▶ [Task description]:
Retype everything in the listing, leaving each line exactly as it is.

**** Material supplied ****

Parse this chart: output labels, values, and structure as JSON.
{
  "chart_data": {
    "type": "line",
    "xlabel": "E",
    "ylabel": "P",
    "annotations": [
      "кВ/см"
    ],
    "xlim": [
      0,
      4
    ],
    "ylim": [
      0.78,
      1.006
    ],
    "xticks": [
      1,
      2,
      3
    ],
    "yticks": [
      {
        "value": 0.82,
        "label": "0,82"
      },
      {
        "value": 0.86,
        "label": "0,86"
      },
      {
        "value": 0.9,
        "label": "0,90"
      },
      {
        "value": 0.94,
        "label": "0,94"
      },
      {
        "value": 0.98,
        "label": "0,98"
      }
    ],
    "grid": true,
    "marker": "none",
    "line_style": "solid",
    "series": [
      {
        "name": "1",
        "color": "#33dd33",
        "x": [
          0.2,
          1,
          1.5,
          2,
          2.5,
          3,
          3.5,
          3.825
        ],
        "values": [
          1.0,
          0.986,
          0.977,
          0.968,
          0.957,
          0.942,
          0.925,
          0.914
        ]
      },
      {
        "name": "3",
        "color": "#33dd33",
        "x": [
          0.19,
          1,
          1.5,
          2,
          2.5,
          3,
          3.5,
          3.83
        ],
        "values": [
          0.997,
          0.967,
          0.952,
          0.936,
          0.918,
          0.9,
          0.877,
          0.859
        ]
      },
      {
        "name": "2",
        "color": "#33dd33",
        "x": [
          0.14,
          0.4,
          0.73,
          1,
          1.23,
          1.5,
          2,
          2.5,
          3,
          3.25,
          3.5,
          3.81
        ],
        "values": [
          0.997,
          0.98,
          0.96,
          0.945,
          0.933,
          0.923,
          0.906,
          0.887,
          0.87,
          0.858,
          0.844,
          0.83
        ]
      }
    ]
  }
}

****

▶ [Written answer]:
Parse this chart: output labels, values, and structure as JSON.
{
  "chart_data": {
    "type": "line",
    "xlabel": "E",
    "ylabel": "P",
    "annotations": [
      "кВ/см"
    ],
    "xlim": [
      0,
      4
    ],
    "ylim": [
      0.78,
      1.006
    ],
    "xticks": [
      1,
      2,
      3
    ],
    "yticks": [
      {
        "value": 0.82,
        "label": "0,82"
      },
      {
        "value": 0.86,
        "label": "0,86"
      },
      {
        "value": 0.9,
        "label": "0,90"
      },
      {
        "value": 0.94,
        "label": "0,94"
      },
      {
        "value": 0.98,
        "label": "0,98"
      }
    ],
    "grid": true,
    "marker": "none",
    "line_style": "solid",
    "series": [
      {
        "name": "1",
        "color": "#33dd33",
        "x": [
          0.2,
          1,
          1.5,
          2,
          2.5,
          3,
          3.5,
          3.825
        ],
        "values": [
          1.0,
          0.986,
          0.977,
          0.968,
          0.957,
          0.942,
          0.925,
          0.914
        ]
      },
      {
        "name": "3",
        "color": "#33dd33",
        "x": [
          0.19,
          1,
          1.5,
          2,
          2.5,
          3,
          3.5,
          3.83
        ],
        "values": [
          0.997,
          0.967,
          0.952,
          0.936,
          0.918,
          0.9,
          0.877,
          0.859
        ]
      },
      {
        "name": "2",
        "color": "#33dd33",
        "x": [
          0.14,
          0.4,
          0.73,
          1,
          1.23,
          1.5,
          2,
          2.5,
          3,
          3.25,
          3.5,
          3.81
        ],
        "values": [
          0.997,
          0.98,
          0.96,
          0.945,
          0.933,
          0.923,
          0.906,
          0.887,
          0.87,
          0.858,
          0.844,
          0.83
        ]
      }
    ]
  }
}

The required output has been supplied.